> [REQUIREMENTS]:
The data must be written out once more, precisely as given.

> [RAW DATA]:
════════════════

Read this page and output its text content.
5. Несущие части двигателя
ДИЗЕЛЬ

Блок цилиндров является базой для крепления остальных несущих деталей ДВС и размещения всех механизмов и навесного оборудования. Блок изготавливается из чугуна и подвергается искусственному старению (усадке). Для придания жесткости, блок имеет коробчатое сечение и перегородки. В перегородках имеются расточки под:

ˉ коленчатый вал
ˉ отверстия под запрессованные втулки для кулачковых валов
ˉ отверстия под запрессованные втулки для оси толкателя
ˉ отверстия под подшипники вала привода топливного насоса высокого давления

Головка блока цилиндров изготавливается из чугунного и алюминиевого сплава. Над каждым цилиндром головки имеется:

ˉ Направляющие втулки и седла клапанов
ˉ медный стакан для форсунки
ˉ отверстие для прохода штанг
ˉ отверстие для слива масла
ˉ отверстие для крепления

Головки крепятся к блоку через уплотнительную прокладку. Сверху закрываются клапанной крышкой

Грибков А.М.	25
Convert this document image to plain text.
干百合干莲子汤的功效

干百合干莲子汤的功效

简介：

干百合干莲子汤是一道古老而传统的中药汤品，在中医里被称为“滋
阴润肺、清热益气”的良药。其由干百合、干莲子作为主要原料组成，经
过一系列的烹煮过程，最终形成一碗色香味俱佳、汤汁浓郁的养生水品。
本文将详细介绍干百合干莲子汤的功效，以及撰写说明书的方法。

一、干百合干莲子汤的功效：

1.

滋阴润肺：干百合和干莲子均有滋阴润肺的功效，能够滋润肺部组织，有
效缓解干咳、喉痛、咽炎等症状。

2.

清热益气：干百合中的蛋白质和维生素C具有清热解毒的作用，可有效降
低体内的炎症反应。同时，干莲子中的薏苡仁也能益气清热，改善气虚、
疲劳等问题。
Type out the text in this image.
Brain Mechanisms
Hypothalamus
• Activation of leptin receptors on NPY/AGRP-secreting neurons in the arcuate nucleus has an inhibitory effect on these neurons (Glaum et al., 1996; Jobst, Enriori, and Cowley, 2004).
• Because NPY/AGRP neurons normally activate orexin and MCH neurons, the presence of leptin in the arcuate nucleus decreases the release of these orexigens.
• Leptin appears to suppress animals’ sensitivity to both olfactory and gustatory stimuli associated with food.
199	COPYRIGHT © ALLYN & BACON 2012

════════════════

> [SOLUTION]:
Read this page and output its text content.
5. Несущие части двигателя
ДИЗЕЛЬ

Блок цилиндров является базой для крепления остальных несущих деталей ДВС и размещения всех механизмов и навесного оборудования. Блок изготавливается из чугуна и подвергается искусственному старению (усадке). Для придания жесткости, блок имеет коробчатое сечение и перегородки. В перегородках имеются расточки под:

ˉ коленчатый вал
ˉ отверстия под запрессованные втулки для кулачковых валов
ˉ отверстия под запрессованные втулки для оси толкателя
ˉ отверстия под подшипники вала привода топливного насоса высокого давления

Головка блока цилиндров изготавливается из чугунного и алюминиевого сплава. Над каждым цилиндром головки имеется:

ˉ Направляющие втулки и седла клапанов
ˉ медный стакан для форсунки
ˉ отверстие для прохода штанг
ˉ отверстие для слива масла
ˉ отверстие для крепления

Головки крепятся к блоку через уплотнительную прокладку. Сверху закрываются клапанной крышкой

Грибков А.М.	25
Convert this document image to plain text.
干百合干莲子汤的功效

干百合干莲子汤的功效

简介：

干百合干莲子汤是一道古老而传统的中药汤品，在中医里被称为“滋
阴润肺、清热益气”的良药。其由干百合、干莲子作为主要原料组成，经
过一系列的烹煮过程，最终形成一碗色香味俱佳、汤汁浓郁的养生水品。
本文将详细介绍干百合干莲子汤的功效，以及撰写说明书的方法。

一、干百合干莲子汤的功效：

1.

滋阴润肺：干百合和干莲子均有滋阴润肺的功效，能够滋润肺部组织，有
效缓解干咳、喉痛、咽炎等症状。

2.

清热益气：干百合中的蛋白质和维生素C具有清热解毒的作用，可有效降
低体内的炎症反应。同时，干莲子中的薏苡仁也能益气清热，改善气虚、
疲劳等问题。
Type out the text in this image.
Brain Mechanisms
Hypothalamus
• Activation of leptin receptors on NPY/AGRP-secreting neurons in the arcuate nucleus has an inhibitory effect on these neurons (Glaum et al., 1996; Jobst, Enriori, and Cowley, 2004).
• Because NPY/AGRP neurons normally activate orexin and MCH neurons, the presence of leptin in the arcuate nucleus decreases the release of these orexigens.
• Leptin appears to suppress animals’ sensitivity to both olfactory and gustatory stimuli associated with food.
199	COPYRIGHT © ALLYN & BACON 2012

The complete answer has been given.